> Stated goal:
Leave out any pictures and transcribe all other data below exactly.

> Data entries for graphics:
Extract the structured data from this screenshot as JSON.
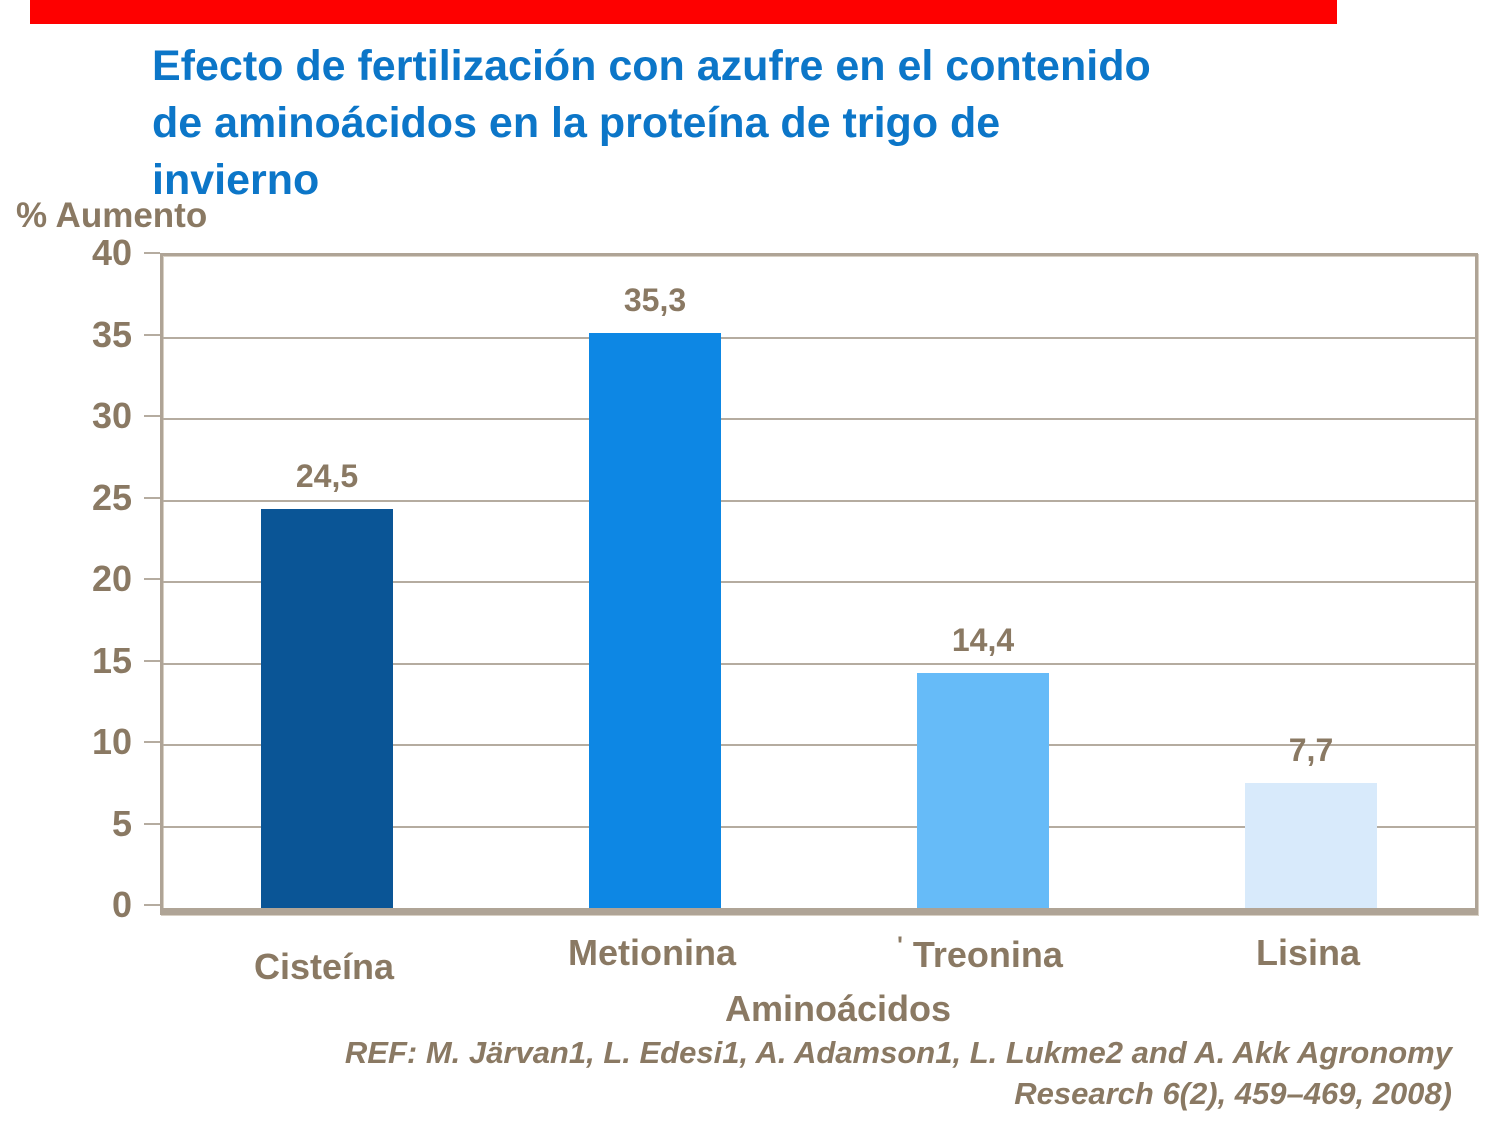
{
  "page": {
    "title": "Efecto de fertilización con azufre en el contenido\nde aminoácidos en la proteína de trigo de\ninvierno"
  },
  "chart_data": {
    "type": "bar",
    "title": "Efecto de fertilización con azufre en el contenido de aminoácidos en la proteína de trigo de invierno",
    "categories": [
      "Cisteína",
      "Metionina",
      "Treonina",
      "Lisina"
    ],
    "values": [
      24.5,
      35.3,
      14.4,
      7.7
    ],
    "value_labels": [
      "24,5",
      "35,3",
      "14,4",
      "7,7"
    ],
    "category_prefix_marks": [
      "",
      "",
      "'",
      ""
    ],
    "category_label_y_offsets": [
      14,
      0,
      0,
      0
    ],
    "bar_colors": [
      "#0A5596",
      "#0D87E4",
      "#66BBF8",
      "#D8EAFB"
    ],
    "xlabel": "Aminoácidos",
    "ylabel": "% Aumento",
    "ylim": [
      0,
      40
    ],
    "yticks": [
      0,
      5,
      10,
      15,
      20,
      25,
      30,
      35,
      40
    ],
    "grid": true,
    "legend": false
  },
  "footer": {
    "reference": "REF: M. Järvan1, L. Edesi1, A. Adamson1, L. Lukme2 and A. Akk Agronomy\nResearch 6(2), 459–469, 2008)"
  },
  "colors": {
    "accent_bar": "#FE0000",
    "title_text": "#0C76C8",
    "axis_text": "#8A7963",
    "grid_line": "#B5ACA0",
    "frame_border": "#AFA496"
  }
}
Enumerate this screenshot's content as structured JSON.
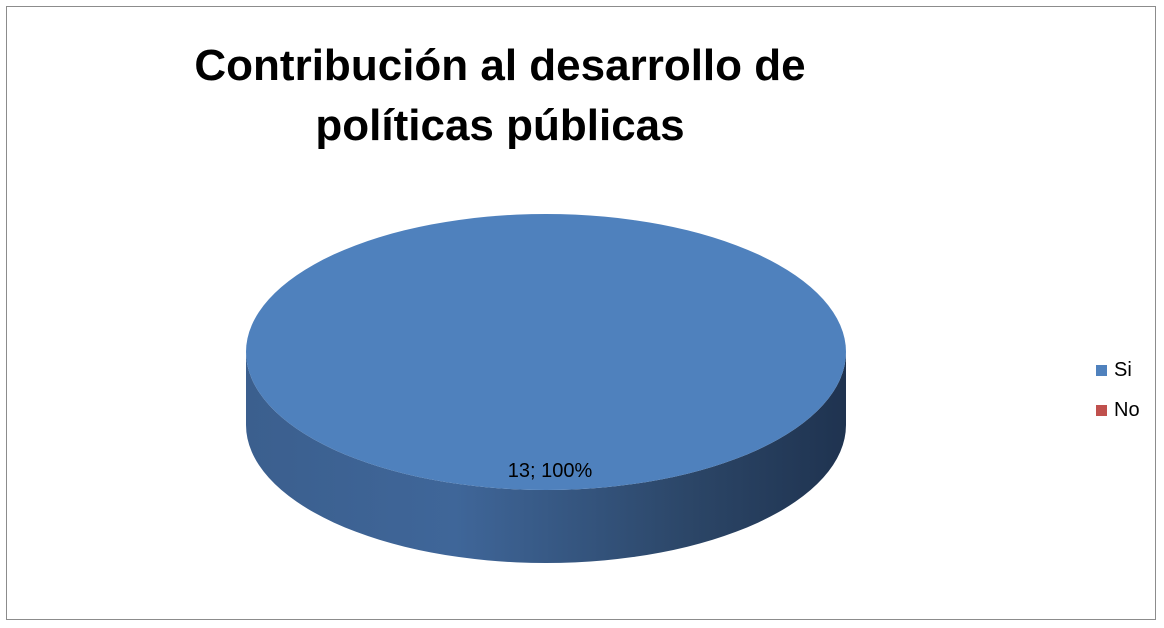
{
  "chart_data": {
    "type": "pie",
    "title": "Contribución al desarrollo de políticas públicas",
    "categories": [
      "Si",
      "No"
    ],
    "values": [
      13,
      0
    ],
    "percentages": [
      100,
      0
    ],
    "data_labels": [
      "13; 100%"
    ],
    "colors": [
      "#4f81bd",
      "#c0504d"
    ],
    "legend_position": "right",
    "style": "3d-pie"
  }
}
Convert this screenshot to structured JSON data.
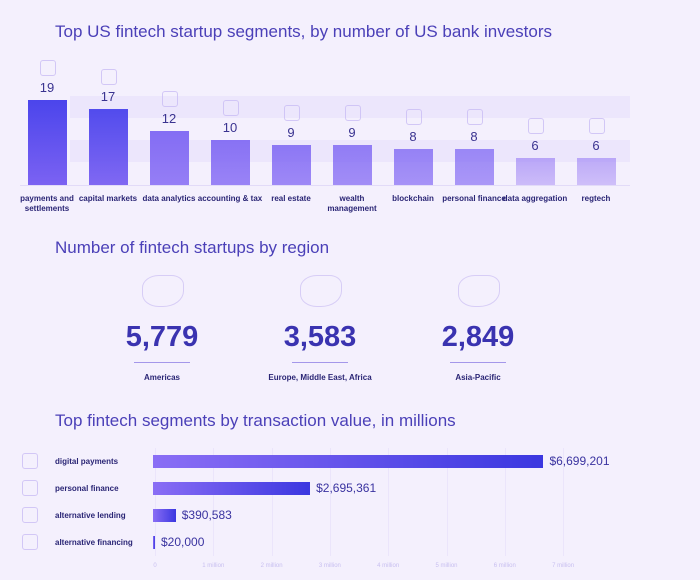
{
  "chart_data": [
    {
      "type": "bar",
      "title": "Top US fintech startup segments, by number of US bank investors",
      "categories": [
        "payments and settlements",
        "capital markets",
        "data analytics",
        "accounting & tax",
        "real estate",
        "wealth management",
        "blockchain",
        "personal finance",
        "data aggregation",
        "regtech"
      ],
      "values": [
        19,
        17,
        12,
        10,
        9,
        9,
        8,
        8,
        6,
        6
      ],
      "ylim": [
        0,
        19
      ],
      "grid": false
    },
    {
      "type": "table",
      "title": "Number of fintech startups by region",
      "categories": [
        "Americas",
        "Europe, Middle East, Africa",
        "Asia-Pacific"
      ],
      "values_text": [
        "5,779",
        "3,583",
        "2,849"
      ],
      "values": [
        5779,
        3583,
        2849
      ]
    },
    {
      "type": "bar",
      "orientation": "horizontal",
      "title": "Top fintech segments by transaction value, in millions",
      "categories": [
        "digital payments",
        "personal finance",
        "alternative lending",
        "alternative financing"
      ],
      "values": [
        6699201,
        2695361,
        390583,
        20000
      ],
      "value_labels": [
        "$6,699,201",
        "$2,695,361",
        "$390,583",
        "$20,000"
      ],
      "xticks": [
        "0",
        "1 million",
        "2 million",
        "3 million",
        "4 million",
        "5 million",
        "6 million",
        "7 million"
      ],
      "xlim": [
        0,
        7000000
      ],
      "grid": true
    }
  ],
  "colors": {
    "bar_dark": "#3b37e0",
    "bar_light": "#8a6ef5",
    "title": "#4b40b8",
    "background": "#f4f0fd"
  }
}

> Worked solution:
Extract the structured data from this screenshot as JSON.
{
  "page": {
    "title": "Efecto de fertilización con azufre en el contenido\nde aminoácidos en la proteína de trigo de\ninvierno"
  },
  "chart_data": {
    "type": "bar",
    "title": "Efecto de fertilización con azufre en el contenido de aminoácidos en la proteína de trigo de invierno",
    "categories": [
      "Cisteína",
      "Metionina",
      "Treonina",
      "Lisina"
    ],
    "values": [
      24.5,
      35.3,
      14.4,
      7.7
    ],
    "value_labels": [
      "24,5",
      "35,3",
      "14,4",
      "7,7"
    ],
    "category_prefix_marks": [
      "",
      "",
      "'",
      ""
    ],
    "category_label_y_offsets": [
      14,
      0,
      0,
      0
    ],
    "bar_colors": [
      "#0A5596",
      "#0D87E4",
      "#66BBF8",
      "#D8EAFB"
    ],
    "xlabel": "Aminoácidos",
    "ylabel": "% Aumento",
    "ylim": [
      0,
      40
    ],
    "yticks": [
      0,
      5,
      10,
      15,
      20,
      25,
      30,
      35,
      40
    ],
    "grid": true,
    "legend": false
  },
  "footer": {
    "reference": "REF: M. Järvan1, L. Edesi1, A. Adamson1, L. Lukme2 and A. Akk Agronomy\nResearch 6(2), 459–469, 2008)"
  },
  "colors": {
    "accent_bar": "#FE0000",
    "title_text": "#0C76C8",
    "axis_text": "#8A7963",
    "grid_line": "#B5ACA0",
    "frame_border": "#AFA496"
  }
}
Enumerate this screenshot's content as structured JSON.
{
  "chart_data": {
    "type": "pie",
    "title": "Contribución al desarrollo de políticas públicas",
    "categories": [
      "Si",
      "No"
    ],
    "values": [
      13,
      0
    ],
    "percentages": [
      100,
      0
    ],
    "data_labels": [
      "13; 100%"
    ],
    "colors": [
      "#4f81bd",
      "#c0504d"
    ],
    "legend_position": "right",
    "style": "3d-pie"
  }
}
Convert this screenshot to structured JSON data.
{
  "chart_data": [
    {
      "type": "bar",
      "title": "Top US fintech startup segments, by number of US bank investors",
      "categories": [
        "payments and settlements",
        "capital markets",
        "data analytics",
        "accounting & tax",
        "real estate",
        "wealth management",
        "blockchain",
        "personal finance",
        "data aggregation",
        "regtech"
      ],
      "values": [
        19,
        17,
        12,
        10,
        9,
        9,
        8,
        8,
        6,
        6
      ],
      "ylim": [
        0,
        19
      ],
      "grid": false
    },
    {
      "type": "table",
      "title": "Number of fintech startups by region",
      "categories": [
        "Americas",
        "Europe, Middle East, Africa",
        "Asia-Pacific"
      ],
      "values_text": [
        "5,779",
        "3,583",
        "2,849"
      ],
      "values": [
        5779,
        3583,
        2849
      ]
    },
    {
      "type": "bar",
      "orientation": "horizontal",
      "title": "Top fintech segments by transaction value, in millions",
      "categories": [
        "digital payments",
        "personal finance",
        "alternative lending",
        "alternative financing"
      ],
      "values": [
        6699201,
        2695361,
        390583,
        20000
      ],
      "value_labels": [
        "$6,699,201",
        "$2,695,361",
        "$390,583",
        "$20,000"
      ],
      "xticks": [
        "0",
        "1 million",
        "2 million",
        "3 million",
        "4 million",
        "5 million",
        "6 million",
        "7 million"
      ],
      "xlim": [
        0,
        7000000
      ],
      "grid": true
    }
  ],
  "colors": {
    "bar_dark": "#3b37e0",
    "bar_light": "#8a6ef5",
    "title": "#4b40b8",
    "background": "#f4f0fd"
  }
}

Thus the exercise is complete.